What this task involves – The records that follow must be reproduced in full, exactly as written.

::: Data for the task :::

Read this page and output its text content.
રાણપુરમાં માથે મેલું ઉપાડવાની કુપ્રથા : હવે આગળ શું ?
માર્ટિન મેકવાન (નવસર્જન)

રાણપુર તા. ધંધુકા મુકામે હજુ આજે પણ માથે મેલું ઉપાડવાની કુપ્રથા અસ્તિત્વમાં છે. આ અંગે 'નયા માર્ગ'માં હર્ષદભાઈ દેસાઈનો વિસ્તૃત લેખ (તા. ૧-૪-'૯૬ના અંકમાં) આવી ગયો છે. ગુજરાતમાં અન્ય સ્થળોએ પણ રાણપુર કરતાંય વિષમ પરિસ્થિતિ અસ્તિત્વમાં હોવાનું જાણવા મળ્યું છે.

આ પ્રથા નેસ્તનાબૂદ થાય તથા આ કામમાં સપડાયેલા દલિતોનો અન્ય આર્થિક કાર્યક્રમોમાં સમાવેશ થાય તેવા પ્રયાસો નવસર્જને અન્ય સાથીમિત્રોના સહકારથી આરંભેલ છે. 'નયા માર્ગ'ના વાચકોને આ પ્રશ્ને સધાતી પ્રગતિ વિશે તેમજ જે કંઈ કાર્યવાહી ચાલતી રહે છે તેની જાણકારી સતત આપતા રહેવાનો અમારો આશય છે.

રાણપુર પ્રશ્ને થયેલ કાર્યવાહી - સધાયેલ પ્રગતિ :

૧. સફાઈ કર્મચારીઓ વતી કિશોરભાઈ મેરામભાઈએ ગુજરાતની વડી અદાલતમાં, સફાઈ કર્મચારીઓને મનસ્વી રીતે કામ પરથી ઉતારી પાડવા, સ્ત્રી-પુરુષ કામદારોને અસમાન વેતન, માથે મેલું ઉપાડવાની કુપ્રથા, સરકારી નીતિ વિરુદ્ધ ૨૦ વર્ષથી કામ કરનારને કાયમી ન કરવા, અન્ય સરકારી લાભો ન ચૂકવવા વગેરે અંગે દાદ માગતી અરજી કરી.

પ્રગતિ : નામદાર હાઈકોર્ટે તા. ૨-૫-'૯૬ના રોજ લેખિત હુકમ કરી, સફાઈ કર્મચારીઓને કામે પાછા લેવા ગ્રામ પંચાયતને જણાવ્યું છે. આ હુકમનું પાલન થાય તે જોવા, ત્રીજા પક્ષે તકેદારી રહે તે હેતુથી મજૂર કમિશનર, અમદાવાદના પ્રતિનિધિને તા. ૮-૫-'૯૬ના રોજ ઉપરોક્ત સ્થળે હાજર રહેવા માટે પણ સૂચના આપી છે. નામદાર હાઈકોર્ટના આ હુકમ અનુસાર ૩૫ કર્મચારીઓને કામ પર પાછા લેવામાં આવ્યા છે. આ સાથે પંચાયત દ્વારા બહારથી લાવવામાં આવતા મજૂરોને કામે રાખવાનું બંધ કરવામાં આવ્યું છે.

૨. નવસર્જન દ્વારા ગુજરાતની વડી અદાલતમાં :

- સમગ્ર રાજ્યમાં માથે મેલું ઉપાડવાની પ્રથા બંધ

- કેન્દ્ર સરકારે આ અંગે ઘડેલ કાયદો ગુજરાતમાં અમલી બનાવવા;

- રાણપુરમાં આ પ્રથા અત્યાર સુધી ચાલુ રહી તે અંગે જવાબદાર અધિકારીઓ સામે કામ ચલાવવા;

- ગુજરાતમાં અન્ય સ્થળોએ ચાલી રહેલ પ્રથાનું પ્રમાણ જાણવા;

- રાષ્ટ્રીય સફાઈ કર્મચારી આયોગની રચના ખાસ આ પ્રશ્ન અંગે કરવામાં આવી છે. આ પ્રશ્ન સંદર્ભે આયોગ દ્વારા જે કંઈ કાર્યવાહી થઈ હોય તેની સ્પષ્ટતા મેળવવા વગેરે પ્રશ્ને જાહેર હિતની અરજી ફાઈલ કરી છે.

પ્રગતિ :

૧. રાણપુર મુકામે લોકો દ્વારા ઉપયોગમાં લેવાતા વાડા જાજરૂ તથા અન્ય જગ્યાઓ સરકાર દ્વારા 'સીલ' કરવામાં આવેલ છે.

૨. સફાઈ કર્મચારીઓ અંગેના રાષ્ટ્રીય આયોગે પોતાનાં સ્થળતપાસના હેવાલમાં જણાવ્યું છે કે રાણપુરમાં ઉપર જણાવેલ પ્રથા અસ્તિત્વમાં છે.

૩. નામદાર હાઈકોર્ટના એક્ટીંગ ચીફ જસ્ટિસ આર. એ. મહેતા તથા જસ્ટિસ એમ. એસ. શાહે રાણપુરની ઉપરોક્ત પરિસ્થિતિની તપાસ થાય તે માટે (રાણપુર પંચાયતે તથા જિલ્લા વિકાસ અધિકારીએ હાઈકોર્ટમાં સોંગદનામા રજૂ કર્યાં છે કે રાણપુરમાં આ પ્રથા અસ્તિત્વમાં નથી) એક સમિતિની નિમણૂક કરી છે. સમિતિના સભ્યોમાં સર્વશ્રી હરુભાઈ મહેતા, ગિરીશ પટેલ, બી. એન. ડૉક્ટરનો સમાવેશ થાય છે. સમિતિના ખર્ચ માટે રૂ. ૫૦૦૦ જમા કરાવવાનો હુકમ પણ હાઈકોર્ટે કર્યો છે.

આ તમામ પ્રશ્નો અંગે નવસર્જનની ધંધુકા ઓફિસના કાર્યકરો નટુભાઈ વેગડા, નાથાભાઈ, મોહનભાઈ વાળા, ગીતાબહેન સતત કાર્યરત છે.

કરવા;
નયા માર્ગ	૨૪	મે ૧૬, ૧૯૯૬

:::

Output for this exercise –
Read this page and output its text content.
રાણપુરમાં માથે મેલું ઉપાડવાની કુપ્રથા : હવે આગળ શું ?
માર્ટિન મેકવાન (નવસર્જન)

રાણપુર તા. ધંધુકા મુકામે હજુ આજે પણ માથે મેલું ઉપાડવાની કુપ્રથા અસ્તિત્વમાં છે. આ અંગે 'નયા માર્ગ'માં હર્ષદભાઈ દેસાઈનો વિસ્તૃત લેખ (તા. ૧-૪-'૯૬ના અંકમાં) આવી ગયો છે. ગુજરાતમાં અન્ય સ્થળોએ પણ રાણપુર કરતાંય વિષમ પરિસ્થિતિ અસ્તિત્વમાં હોવાનું જાણવા મળ્યું છે.

આ પ્રથા નેસ્તનાબૂદ થાય તથા આ કામમાં સપડાયેલા દલિતોનો અન્ય આર્થિક કાર્યક્રમોમાં સમાવેશ થાય તેવા પ્રયાસો નવસર્જને અન્ય સાથીમિત્રોના સહકારથી આરંભેલ છે. 'નયા માર્ગ'ના વાચકોને આ પ્રશ્ને સધાતી પ્રગતિ વિશે તેમજ જે કંઈ કાર્યવાહી ચાલતી રહે છે તેની જાણકારી સતત આપતા રહેવાનો અમારો આશય છે.

રાણપુર પ્રશ્ને થયેલ કાર્યવાહી - સધાયેલ પ્રગતિ :

૧. સફાઈ કર્મચારીઓ વતી કિશોરભાઈ મેરામભાઈએ ગુજરાતની વડી અદાલતમાં, સફાઈ કર્મચારીઓને મનસ્વી રીતે કામ પરથી ઉતારી પાડવા, સ્ત્રી-પુરુષ કામદારોને અસમાન વેતન, માથે મેલું ઉપાડવાની કુપ્રથા, સરકારી નીતિ વિરુદ્ધ ૨૦ વર્ષથી કામ કરનારને કાયમી ન કરવા, અન્ય સરકારી લાભો ન ચૂકવવા વગેરે અંગે દાદ માગતી અરજી કરી.

પ્રગતિ : નામદાર હાઈકોર્ટે તા. ૨-૫-'૯૬ના રોજ લેખિત હુકમ કરી, સફાઈ કર્મચારીઓને કામે પાછા લેવા ગ્રામ પંચાયતને જણાવ્યું છે. આ હુકમનું પાલન થાય તે જોવા, ત્રીજા પક્ષે તકેદારી રહે તે હેતુથી મજૂર કમિશનર, અમદાવાદના પ્રતિનિધિને તા. ૮-૫-'૯૬ના રોજ ઉપરોક્ત સ્થળે હાજર રહેવા માટે પણ સૂચના આપી છે. નામદાર હાઈકોર્ટના આ હુકમ અનુસાર ૩૫ કર્મચારીઓને કામ પર પાછા લેવામાં આવ્યા છે. આ સાથે પંચાયત દ્વારા બહારથી લાવવામાં આવતા મજૂરોને કામે રાખવાનું બંધ કરવામાં આવ્યું છે.

૨. નવસર્જન દ્વારા ગુજરાતની વડી અદાલતમાં :

- સમગ્ર રાજ્યમાં માથે મેલું ઉપાડવાની પ્રથા બંધ

- કેન્દ્ર સરકારે આ અંગે ઘડેલ કાયદો ગુજરાતમાં અમલી બનાવવા;

- રાણપુરમાં આ પ્રથા અત્યાર સુધી ચાલુ રહી તે અંગે જવાબદાર અધિકારીઓ સામે કામ ચલાવવા;

- ગુજરાતમાં અન્ય સ્થળોએ ચાલી રહેલ પ્રથાનું પ્રમાણ જાણવા;

- રાષ્ટ્રીય સફાઈ કર્મચારી આયોગની રચના ખાસ આ પ્રશ્ન અંગે કરવામાં આવી છે. આ પ્રશ્ન સંદર્ભે આયોગ દ્વારા જે કંઈ કાર્યવાહી થઈ હોય તેની સ્પષ્ટતા મેળવવા વગેરે પ્રશ્ને જાહેર હિતની અરજી ફાઈલ કરી છે.

પ્રગતિ :

૧. રાણપુર મુકામે લોકો દ્વારા ઉપયોગમાં લેવાતા વાડા જાજરૂ તથા અન્ય જગ્યાઓ સરકાર દ્વારા 'સીલ' કરવામાં આવેલ છે.

૨. સફાઈ કર્મચારીઓ અંગેના રાષ્ટ્રીય આયોગે પોતાનાં સ્થળતપાસના હેવાલમાં જણાવ્યું છે કે રાણપુરમાં ઉપર જણાવેલ પ્રથા અસ્તિત્વમાં છે.

૩. નામદાર હાઈકોર્ટના એક્ટીંગ ચીફ જસ્ટિસ આર. એ. મહેતા તથા જસ્ટિસ એમ. એસ. શાહે રાણપુરની ઉપરોક્ત પરિસ્થિતિની તપાસ થાય તે માટે (રાણપુર પંચાયતે તથા જિલ્લા વિકાસ અધિકારીએ હાઈકોર્ટમાં સોંગદનામા રજૂ કર્યાં છે કે રાણપુરમાં આ પ્રથા અસ્તિત્વમાં નથી) એક સમિતિની નિમણૂક કરી છે. સમિતિના સભ્યોમાં સર્વશ્રી હરુભાઈ મહેતા, ગિરીશ પટેલ, બી. એન. ડૉક્ટરનો સમાવેશ થાય છે. સમિતિના ખર્ચ માટે રૂ. ૫૦૦૦ જમા કરાવવાનો હુકમ પણ હાઈકોર્ટે કર્યો છે.

આ તમામ પ્રશ્નો અંગે નવસર્જનની ધંધુકા ઓફિસના કાર્યકરો નટુભાઈ વેગડા, નાથાભાઈ, મોહનભાઈ વાળા, ગીતાબહેન સતત કાર્યરત છે.

કરવા;
નયા માર્ગ	૨૪	મે ૧૬, ૧૯૯૬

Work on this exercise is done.